AIM: Whenever a line contains the string "طراحی", copy it out of the entries.

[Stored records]
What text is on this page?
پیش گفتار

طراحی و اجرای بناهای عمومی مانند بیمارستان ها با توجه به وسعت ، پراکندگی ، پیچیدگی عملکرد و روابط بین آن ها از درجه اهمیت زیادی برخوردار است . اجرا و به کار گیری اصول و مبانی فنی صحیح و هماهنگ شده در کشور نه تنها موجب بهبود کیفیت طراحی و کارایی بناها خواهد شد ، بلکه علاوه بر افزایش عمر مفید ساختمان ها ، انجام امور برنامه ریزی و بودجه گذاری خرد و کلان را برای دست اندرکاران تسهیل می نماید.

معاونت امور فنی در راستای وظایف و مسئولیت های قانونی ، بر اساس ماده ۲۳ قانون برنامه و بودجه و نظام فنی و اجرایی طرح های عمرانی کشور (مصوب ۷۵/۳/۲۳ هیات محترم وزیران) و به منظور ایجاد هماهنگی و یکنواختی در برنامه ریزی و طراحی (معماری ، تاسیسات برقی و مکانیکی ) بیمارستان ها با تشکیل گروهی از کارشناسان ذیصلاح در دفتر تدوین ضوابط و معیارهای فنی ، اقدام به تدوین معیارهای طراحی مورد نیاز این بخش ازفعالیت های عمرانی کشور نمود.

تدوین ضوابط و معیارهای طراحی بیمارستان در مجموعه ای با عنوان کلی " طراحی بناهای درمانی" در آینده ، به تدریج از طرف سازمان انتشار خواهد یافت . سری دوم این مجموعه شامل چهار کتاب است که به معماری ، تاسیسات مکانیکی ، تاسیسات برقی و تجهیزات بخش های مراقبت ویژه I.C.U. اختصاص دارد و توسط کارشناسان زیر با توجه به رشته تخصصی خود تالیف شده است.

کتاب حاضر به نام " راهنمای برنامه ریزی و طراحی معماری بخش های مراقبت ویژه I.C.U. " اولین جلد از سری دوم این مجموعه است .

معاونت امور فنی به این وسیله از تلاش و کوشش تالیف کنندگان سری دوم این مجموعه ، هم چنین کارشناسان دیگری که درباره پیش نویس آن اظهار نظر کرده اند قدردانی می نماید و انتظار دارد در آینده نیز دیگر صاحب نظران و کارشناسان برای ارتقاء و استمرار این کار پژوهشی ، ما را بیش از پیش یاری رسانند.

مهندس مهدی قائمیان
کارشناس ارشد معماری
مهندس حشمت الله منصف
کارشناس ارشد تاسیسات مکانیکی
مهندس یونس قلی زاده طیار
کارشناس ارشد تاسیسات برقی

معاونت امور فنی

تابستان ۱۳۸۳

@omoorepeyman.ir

OUTPUT:
طراحی و اجرای بناهای عمومی مانند بیمارستان ها با توجه به وسعت ، پراکندگی ، پیچیدگی عملکرد و روابط بین آن ها از درجه اهمیت زیادی برخوردار است . اجرا و به کار گیری اصول و مبانی فنی صحیح و هماهنگ شده در کشور نه تنها موجب بهبود کیفیت طراحی و کارایی بناها خواهد شد ، بلکه علاوه بر افزایش عمر مفید ساختمان ها ، انجام امور برنامه ریزی و بودجه گذاری خرد و کلان را برای دست اندرکاران تسهیل می نماید.
معاونت امور فنی در راستای وظایف و مسئولیت های قانونی ، بر اساس ماده ۲۳ قانون برنامه و بودجه و نظام فنی و اجرایی طرح های عمرانی کشور (مصوب ۷۵/۳/۲۳ هیات محترم وزیران) و به منظور ایجاد هماهنگی و یکنواختی در برنامه ریزی و طراحی (معماری ، تاسیسات برقی و مکانیکی ) بیمارستان ها با تشکیل گروهی از کارشناسان ذیصلاح در دفتر تدوین ضوابط و معیارهای فنی ، اقدام به تدوین معیارهای طراحی مورد نیاز این بخش ازفعالیت های عمرانی کشور نمود.
تدوین ضوابط و معیارهای طراحی بیمارستان در مجموعه ای با عنوان کلی " طراحی بناهای درمانی" در آینده ، به تدریج از طرف سازمان انتشار خواهد یافت . سری دوم این مجموعه شامل چهار کتاب است که به معماری ، تاسیسات مکانیکی ، تاسیسات برقی و تجهیزات بخش های مراقبت ویژه I.C.U. اختصاص دارد و توسط کارشناسان زیر با توجه به رشته تخصصی خود تالیف شده است.
کتاب حاضر به نام " راهنمای برنامه ریزی و طراحی معماری بخش های مراقبت ویژه I.C.U. " اولین جلد از سری دوم این مجموعه است .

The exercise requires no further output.